Copy the records below exactly, leaving out any pictures.

== Input rows ==

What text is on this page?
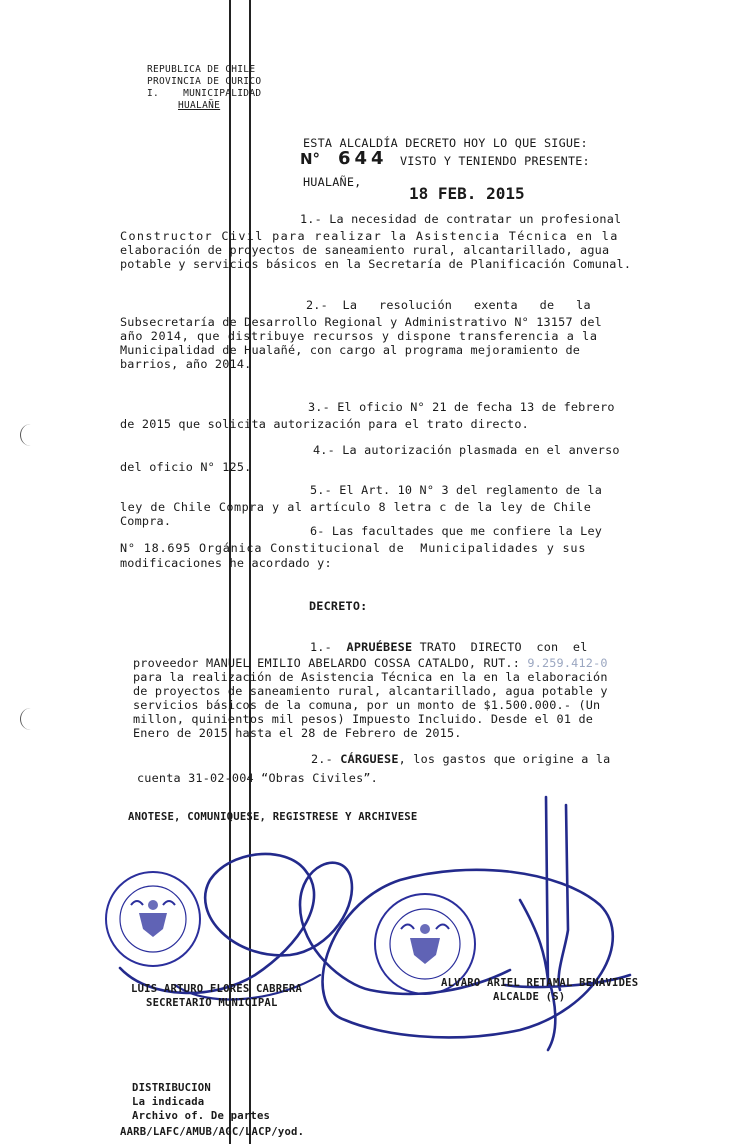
REPUBLICA DE CHILE
PROVINCIA DE CURICO
I.    MUNICIPALIDAD
HUALAÑE
ESTA ALCALDÍA DECRETO HOY LO QUE SIGUE:
N° 644 VISTO Y TENIENDO PRESENTE:
HUALAÑE,
18 FEB. 2015
1.- La necesidad de contratar un profesional
Constructor Civil para realizar la Asistencia Técnica en la
elaboración de proyectos de saneamiento rural, alcantarillado, agua
potable y servicios básicos en la Secretaría de Planificación Comunal.
2.-  La   resolución   exenta   de   la
Subsecretaría de Desarrollo Regional y Administrativo N° 13157 del
año 2014, que distribuye recursos y dispone transferencia a la
Municipalidad de Hualañé, con cargo al programa mejoramiento de
barrios, año 2014.
3.- El oficio N° 21 de fecha 13 de febrero
de 2015 que solicita autorización para el trato directo.
4.- La autorización plasmada en el anverso
del oficio N° 125.
5.- El Art. 10 N° 3 del reglamento de la
ley de Chile Compra y al artículo 8 letra c de la ley de Chile
Compra.
6- Las facultades que me confiere la Ley
N° 18.695 Orgánica Constitucional de  Municipalidades y sus
modificaciones he acordado y:
DECRETO:
1.- APRUÉBESE TRATO  DIRECTO  con  el
proveedor MANUEL EMILIO ABELARDO COSSA CATALDO, RUT.: 9.259.412-0
para la realización de Asistencia Técnica en la en la elaboración
de proyectos de saneamiento rural, alcantarillado, agua potable y
servicios básicos de la comuna, por un monto de $1.500.000.- (Un
millon, quinientos mil pesos) Impuesto Incluido. Desde el 01 de
Enero de 2015 hasta el 28 de Febrero de 2015.
2.- CÁRGUESE, los gastos que origine a la
cuenta 31-02-004 “Obras Civiles”.
ANOTESE, COMUNIQUESE, REGISTRESE Y ARCHIVESE
LUIS ARTURO FLORES CABRERA
SECRETARIO MUNICIPAL
ALVARO ARIEL RETAMAL BENAVIDES
ALCALDE (S)
DISTRIBUCION
La indicada
Archivo of. De partes
AARB/LAFC/AMUB/AGC/LACP/yod.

===

Output below:
What text is on this page?
REPUBLICA DE CHILE
PROVINCIA DE CURICO
I.    MUNICIPALIDAD
HUALAÑE
ESTA ALCALDÍA DECRETO HOY LO QUE SIGUE:
N° 644 VISTO Y TENIENDO PRESENTE:
HUALAÑE,
18 FEB. 2015
1.- La necesidad de contratar un profesional
Constructor Civil para realizar la Asistencia Técnica en la
elaboración de proyectos de saneamiento rural, alcantarillado, agua
potable y servicios básicos en la Secretaría de Planificación Comunal.
2.-  La   resolución   exenta   de   la
Subsecretaría de Desarrollo Regional y Administrativo N° 13157 del
año 2014, que distribuye recursos y dispone transferencia a la
Municipalidad de Hualañé, con cargo al programa mejoramiento de
barrios, año 2014.
3.- El oficio N° 21 de fecha 13 de febrero
de 2015 que solicita autorización para el trato directo.
4.- La autorización plasmada en el anverso
del oficio N° 125.
5.- El Art. 10 N° 3 del reglamento de la
ley de Chile Compra y al artículo 8 letra c de la ley de Chile
Compra.
6- Las facultades que me confiere la Ley
N° 18.695 Orgánica Constitucional de  Municipalidades y sus
modificaciones he acordado y:
DECRETO:
1.- APRUÉBESE TRATO  DIRECTO  con  el
proveedor MANUEL EMILIO ABELARDO COSSA CATALDO, RUT.: 9.259.412-0
para la realización de Asistencia Técnica en la en la elaboración
de proyectos de saneamiento rural, alcantarillado, agua potable y
servicios básicos de la comuna, por un monto de $1.500.000.- (Un
millon, quinientos mil pesos) Impuesto Incluido. Desde el 01 de
Enero de 2015 hasta el 28 de Febrero de 2015.
2.- CÁRGUESE, los gastos que origine a la
cuenta 31-02-004 “Obras Civiles”.
ANOTESE, COMUNIQUESE, REGISTRESE Y ARCHIVESE
LUIS ARTURO FLORES CABRERA
SECRETARIO MUNICIPAL
ALVARO ARIEL RETAMAL BENAVIDES
ALCALDE (S)
DISTRIBUCION
La indicada
Archivo of. De partes
AARB/LAFC/AMUB/AGC/LACP/yod.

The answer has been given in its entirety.